(Items listed in a dataset)
--- Begin ---

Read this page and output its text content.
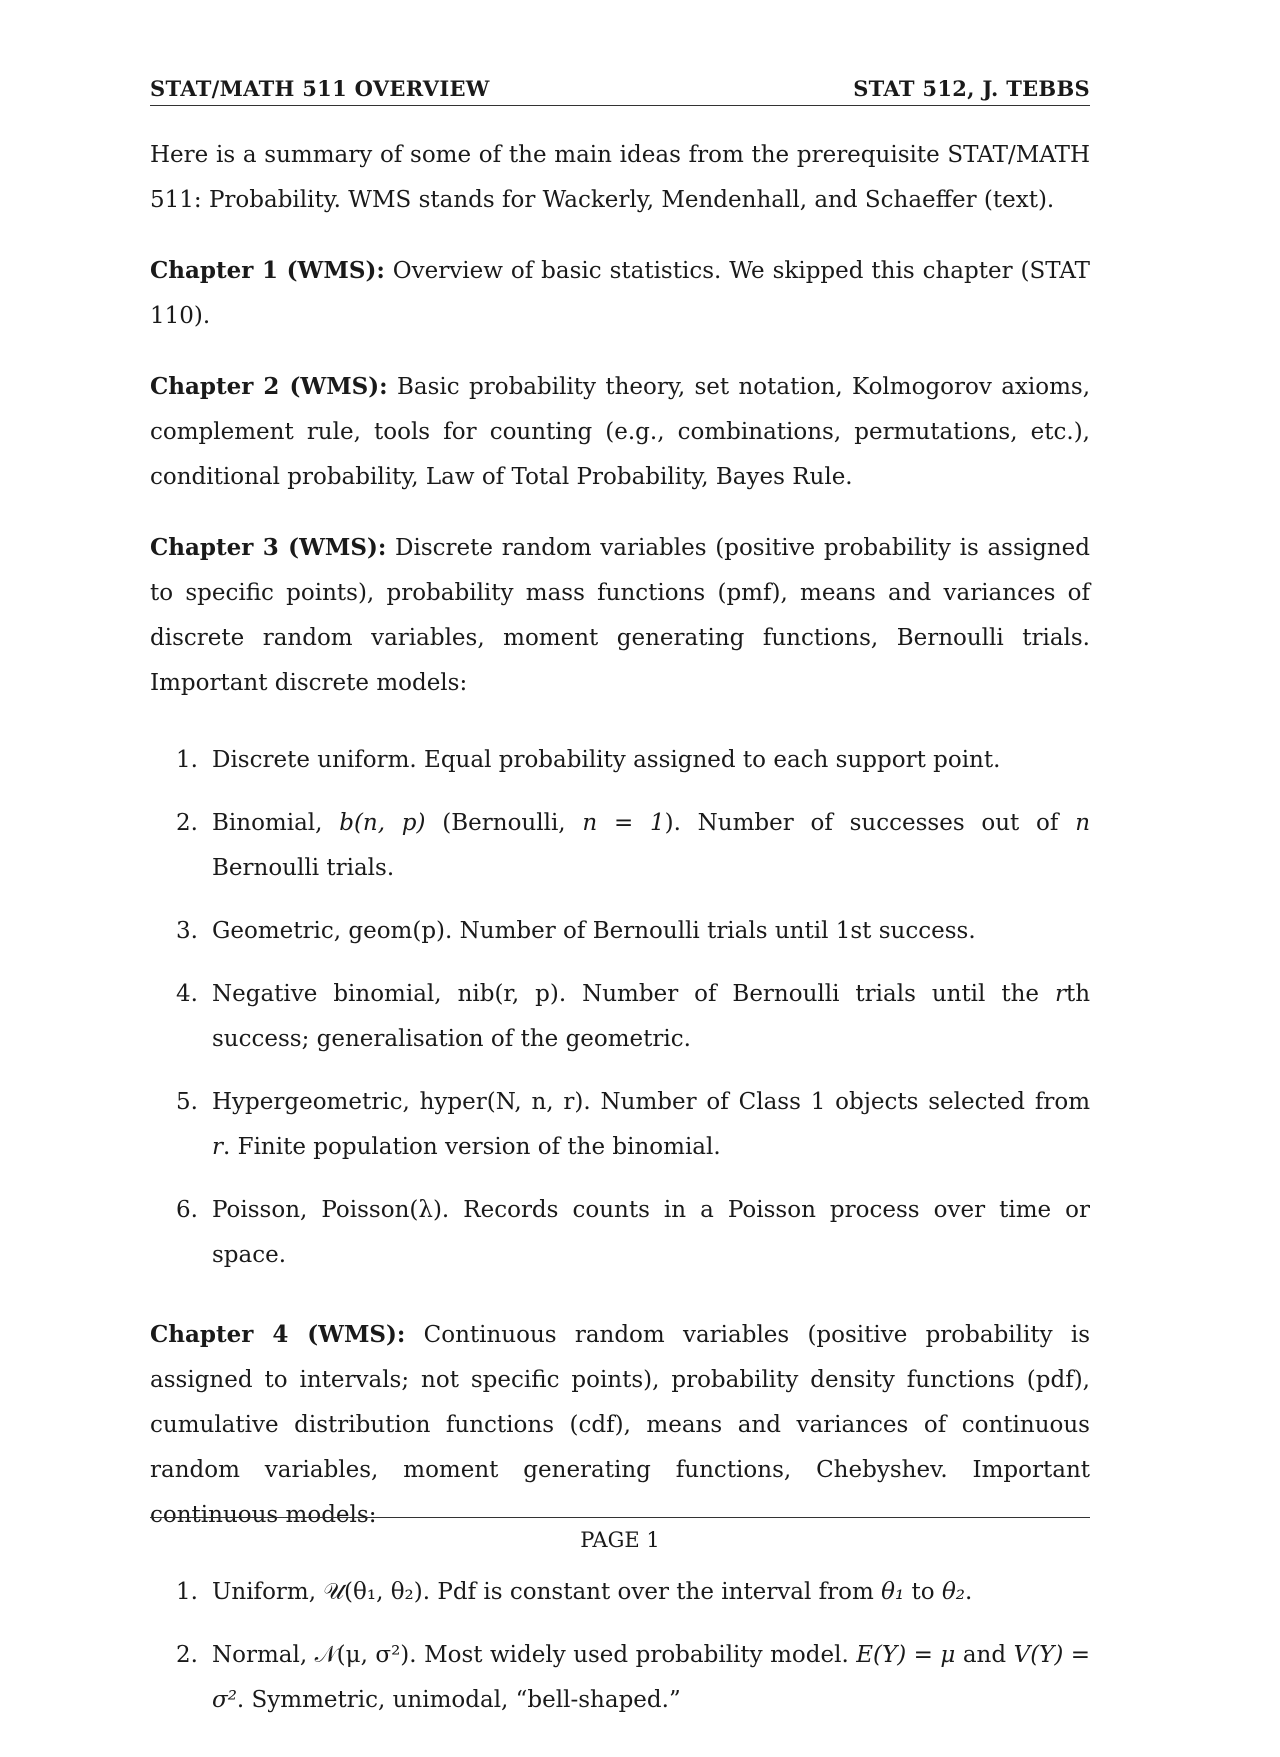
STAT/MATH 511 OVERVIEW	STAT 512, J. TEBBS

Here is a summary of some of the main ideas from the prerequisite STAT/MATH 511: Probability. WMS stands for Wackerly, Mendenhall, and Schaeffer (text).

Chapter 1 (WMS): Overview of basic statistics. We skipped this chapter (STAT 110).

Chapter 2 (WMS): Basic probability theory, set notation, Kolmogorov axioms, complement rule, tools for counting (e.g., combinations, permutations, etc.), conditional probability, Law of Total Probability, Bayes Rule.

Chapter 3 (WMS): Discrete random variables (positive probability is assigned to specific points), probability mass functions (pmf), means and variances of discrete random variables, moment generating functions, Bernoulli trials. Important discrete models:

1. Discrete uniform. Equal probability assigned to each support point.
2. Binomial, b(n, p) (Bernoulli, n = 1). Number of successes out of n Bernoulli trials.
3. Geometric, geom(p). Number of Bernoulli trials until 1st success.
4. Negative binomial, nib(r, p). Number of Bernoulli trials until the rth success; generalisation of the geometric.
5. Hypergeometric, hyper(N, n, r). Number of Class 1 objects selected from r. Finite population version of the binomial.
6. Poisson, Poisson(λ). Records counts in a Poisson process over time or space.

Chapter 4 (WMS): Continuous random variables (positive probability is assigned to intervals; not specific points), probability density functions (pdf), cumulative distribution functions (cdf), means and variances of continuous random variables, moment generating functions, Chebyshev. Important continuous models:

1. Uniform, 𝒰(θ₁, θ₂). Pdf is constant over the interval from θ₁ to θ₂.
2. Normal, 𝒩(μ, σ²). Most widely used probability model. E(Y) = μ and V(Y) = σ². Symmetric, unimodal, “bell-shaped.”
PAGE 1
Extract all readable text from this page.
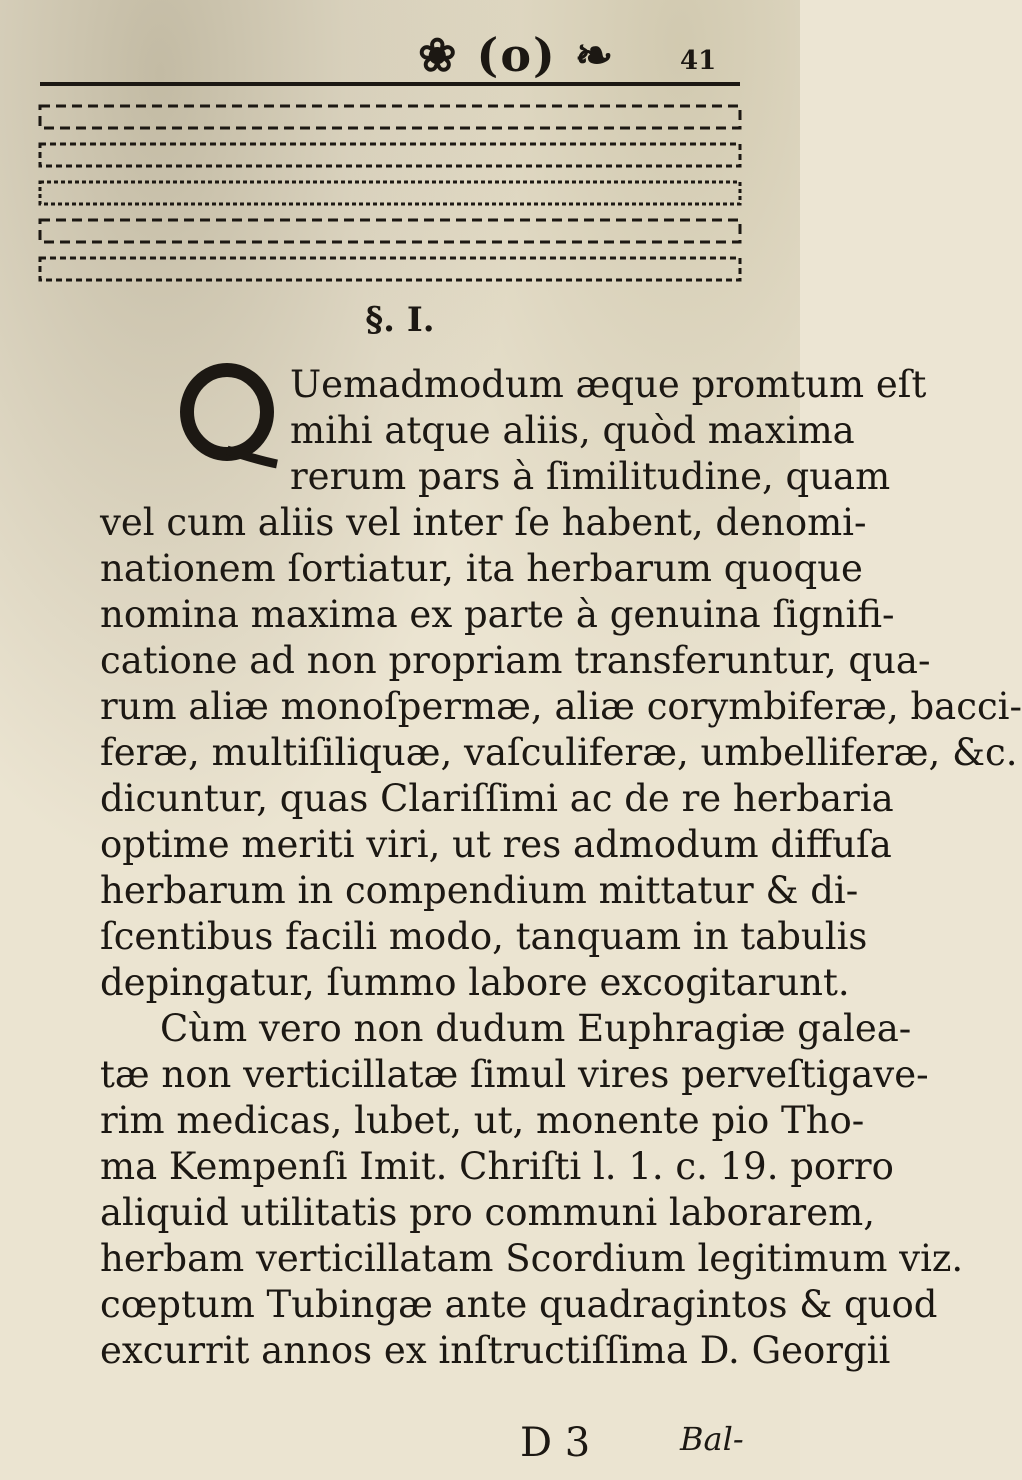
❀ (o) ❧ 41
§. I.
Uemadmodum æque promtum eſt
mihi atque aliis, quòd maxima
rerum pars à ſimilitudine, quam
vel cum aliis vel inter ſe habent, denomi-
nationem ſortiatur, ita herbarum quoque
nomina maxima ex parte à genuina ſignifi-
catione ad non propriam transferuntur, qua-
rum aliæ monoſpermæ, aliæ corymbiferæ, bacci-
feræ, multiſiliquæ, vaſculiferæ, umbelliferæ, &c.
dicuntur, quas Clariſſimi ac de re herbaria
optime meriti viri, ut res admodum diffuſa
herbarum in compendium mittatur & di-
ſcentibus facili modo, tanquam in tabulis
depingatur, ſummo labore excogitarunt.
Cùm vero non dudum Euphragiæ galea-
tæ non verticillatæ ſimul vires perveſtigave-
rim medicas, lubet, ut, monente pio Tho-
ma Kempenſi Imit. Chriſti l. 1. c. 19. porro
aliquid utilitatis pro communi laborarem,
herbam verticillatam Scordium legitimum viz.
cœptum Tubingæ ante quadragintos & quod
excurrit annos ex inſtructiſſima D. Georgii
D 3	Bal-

--- End ---

Transcribe the material exactly, leaving every picture out.

Read this page and output its text content.
STAT/MATH 511 OVERVIEW	STAT 512, J. TEBBS

Here is a summary of some of the main ideas from the prerequisite STAT/MATH 511: Probability. WMS stands for Wackerly, Mendenhall, and Schaeffer (text).

Chapter 1 (WMS): Overview of basic statistics. We skipped this chapter (STAT 110).

Chapter 2 (WMS): Basic probability theory, set notation, Kolmogorov axioms, complement rule, tools for counting (e.g., combinations, permutations, etc.), conditional probability, Law of Total Probability, Bayes Rule.

Chapter 3 (WMS): Discrete random variables (positive probability is assigned to specific points), probability mass functions (pmf), means and variances of discrete random variables, moment generating functions, Bernoulli trials. Important discrete models:

1. Discrete uniform. Equal probability assigned to each support point.
2. Binomial, b(n, p) (Bernoulli, n = 1). Number of successes out of n Bernoulli trials.
3. Geometric, geom(p). Number of Bernoulli trials until 1st success.
4. Negative binomial, nib(r, p). Number of Bernoulli trials until the rth success; generalisation of the geometric.
5. Hypergeometric, hyper(N, n, r). Number of Class 1 objects selected from r. Finite population version of the binomial.
6. Poisson, Poisson(λ). Records counts in a Poisson process over time or space.

Chapter 4 (WMS): Continuous random variables (positive probability is assigned to intervals; not specific points), probability density functions (pdf), cumulative distribution functions (cdf), means and variances of continuous random variables, moment generating functions, Chebyshev. Important continuous models:

1. Uniform, 𝒰(θ₁, θ₂). Pdf is constant over the interval from θ₁ to θ₂.
2. Normal, 𝒩(μ, σ²). Most widely used probability model. E(Y) = μ and V(Y) = σ². Symmetric, unimodal, “bell-shaped.”
PAGE 1
Extract all readable text from this page.
❀ (o) ❧ 41
§. I.
Uemadmodum æque promtum eſt
mihi atque aliis, quòd maxima
rerum pars à ſimilitudine, quam
vel cum aliis vel inter ſe habent, denomi-
nationem ſortiatur, ita herbarum quoque
nomina maxima ex parte à genuina ſignifi-
catione ad non propriam transferuntur, qua-
rum aliæ monoſpermæ, aliæ corymbiferæ, bacci-
feræ, multiſiliquæ, vaſculiferæ, umbelliferæ, &c.
dicuntur, quas Clariſſimi ac de re herbaria
optime meriti viri, ut res admodum diffuſa
herbarum in compendium mittatur & di-
ſcentibus facili modo, tanquam in tabulis
depingatur, ſummo labore excogitarunt.
Cùm vero non dudum Euphragiæ galea-
tæ non verticillatæ ſimul vires perveſtigave-
rim medicas, lubet, ut, monente pio Tho-
ma Kempenſi Imit. Chriſti l. 1. c. 19. porro
aliquid utilitatis pro communi laborarem,
herbam verticillatam Scordium legitimum viz.
cœptum Tubingæ ante quadragintos & quod
excurrit annos ex inſtructiſſima D. Georgii
D 3	Bal-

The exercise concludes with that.